» Data lines:
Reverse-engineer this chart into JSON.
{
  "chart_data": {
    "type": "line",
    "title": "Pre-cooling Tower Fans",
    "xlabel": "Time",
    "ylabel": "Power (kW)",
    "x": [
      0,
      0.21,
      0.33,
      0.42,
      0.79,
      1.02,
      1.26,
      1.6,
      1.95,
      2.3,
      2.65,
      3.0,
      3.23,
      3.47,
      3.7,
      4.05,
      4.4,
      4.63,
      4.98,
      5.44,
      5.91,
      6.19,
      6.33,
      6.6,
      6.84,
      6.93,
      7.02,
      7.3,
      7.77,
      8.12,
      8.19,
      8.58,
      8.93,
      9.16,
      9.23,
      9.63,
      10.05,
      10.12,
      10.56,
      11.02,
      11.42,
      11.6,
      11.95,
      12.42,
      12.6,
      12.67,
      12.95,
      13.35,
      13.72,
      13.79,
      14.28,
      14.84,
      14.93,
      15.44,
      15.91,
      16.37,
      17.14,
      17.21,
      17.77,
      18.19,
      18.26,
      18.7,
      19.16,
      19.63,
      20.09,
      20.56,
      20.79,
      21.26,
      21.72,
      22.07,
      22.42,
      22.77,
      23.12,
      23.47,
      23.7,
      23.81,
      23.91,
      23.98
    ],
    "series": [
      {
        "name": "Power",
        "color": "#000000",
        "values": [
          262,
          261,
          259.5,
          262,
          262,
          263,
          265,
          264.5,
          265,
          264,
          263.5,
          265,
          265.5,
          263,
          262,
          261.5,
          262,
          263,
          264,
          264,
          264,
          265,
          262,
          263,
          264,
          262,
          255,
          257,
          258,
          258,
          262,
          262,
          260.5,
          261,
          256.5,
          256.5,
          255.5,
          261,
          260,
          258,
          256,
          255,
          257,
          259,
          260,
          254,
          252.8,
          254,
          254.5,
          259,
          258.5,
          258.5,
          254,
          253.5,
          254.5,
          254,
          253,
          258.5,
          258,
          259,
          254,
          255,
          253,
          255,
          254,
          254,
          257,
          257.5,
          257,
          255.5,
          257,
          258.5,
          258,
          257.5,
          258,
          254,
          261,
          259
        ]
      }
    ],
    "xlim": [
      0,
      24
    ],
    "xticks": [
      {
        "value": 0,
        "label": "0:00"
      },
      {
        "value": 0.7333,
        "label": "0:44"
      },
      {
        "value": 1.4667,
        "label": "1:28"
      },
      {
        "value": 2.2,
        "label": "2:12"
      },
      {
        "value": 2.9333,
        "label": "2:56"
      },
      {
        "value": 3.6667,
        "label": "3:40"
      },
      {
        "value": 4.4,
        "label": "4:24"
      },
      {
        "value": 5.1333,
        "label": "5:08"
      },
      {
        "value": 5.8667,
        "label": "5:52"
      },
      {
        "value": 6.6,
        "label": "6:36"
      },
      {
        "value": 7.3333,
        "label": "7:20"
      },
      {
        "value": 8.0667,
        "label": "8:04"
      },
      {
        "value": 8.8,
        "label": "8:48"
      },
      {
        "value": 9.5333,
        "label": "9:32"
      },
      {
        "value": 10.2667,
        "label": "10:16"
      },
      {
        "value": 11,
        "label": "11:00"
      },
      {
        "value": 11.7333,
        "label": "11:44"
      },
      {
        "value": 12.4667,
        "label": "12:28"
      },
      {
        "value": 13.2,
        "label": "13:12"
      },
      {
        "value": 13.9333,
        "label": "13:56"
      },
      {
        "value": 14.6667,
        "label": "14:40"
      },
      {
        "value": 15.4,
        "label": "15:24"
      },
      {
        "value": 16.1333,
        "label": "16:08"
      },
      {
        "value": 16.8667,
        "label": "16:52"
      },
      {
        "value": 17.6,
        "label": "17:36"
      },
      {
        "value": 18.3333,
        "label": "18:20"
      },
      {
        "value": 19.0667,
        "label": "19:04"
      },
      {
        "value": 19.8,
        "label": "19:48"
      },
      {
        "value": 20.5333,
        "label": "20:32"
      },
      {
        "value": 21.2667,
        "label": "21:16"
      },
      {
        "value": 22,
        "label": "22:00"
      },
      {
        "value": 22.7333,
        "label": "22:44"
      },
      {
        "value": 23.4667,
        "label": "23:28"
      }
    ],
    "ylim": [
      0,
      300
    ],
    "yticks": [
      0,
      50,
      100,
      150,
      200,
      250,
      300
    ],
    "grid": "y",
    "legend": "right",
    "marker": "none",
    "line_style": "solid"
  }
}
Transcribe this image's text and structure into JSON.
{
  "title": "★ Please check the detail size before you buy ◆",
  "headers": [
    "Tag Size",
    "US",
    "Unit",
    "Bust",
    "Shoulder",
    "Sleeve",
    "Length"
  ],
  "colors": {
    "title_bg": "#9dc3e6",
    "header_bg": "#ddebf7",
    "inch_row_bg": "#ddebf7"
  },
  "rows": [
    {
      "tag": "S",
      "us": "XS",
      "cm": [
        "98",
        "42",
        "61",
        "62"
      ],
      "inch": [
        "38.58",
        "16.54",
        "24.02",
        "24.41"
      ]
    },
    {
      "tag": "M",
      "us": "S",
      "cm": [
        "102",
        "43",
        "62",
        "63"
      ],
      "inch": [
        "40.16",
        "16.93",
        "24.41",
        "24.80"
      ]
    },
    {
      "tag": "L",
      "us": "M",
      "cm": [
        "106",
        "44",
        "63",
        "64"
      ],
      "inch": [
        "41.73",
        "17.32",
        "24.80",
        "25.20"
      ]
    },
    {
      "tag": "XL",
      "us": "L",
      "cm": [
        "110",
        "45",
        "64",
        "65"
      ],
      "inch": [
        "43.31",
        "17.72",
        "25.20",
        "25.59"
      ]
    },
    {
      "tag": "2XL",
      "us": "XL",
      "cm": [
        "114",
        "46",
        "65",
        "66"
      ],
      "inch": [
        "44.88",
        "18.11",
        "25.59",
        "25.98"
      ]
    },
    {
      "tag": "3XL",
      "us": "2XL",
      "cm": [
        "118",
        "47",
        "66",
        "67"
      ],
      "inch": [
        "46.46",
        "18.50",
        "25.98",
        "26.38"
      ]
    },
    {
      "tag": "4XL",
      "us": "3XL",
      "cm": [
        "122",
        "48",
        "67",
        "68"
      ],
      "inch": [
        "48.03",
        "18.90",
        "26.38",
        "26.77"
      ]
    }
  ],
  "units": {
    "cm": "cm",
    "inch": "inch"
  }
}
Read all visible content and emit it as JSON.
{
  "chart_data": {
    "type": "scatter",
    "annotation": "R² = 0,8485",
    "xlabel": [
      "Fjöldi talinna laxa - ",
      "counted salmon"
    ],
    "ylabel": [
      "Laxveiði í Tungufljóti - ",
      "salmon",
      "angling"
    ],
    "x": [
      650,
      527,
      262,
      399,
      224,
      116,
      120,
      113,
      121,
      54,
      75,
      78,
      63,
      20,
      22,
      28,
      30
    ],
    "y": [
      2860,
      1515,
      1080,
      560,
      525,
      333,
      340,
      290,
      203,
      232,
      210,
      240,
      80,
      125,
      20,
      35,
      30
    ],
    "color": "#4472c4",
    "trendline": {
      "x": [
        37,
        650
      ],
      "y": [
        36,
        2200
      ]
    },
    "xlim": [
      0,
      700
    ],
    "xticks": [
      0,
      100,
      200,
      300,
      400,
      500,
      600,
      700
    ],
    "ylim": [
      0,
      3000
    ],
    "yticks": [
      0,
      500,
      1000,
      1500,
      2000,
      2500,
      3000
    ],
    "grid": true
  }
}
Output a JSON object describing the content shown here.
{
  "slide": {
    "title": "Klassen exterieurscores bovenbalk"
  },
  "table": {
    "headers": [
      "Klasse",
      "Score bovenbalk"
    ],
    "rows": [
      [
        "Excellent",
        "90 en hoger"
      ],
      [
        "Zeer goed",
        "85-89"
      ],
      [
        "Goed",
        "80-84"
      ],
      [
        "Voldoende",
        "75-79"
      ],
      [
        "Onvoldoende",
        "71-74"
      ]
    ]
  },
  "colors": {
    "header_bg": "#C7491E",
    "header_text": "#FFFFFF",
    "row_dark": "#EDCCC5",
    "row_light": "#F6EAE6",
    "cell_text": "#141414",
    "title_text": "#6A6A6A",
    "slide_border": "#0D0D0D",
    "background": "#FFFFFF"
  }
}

» What this task involves: From the material above, copy each line that includes the word "content".

» Correct response:
Read all visible content and emit it as JSON.
Output a JSON object describing the content shown here.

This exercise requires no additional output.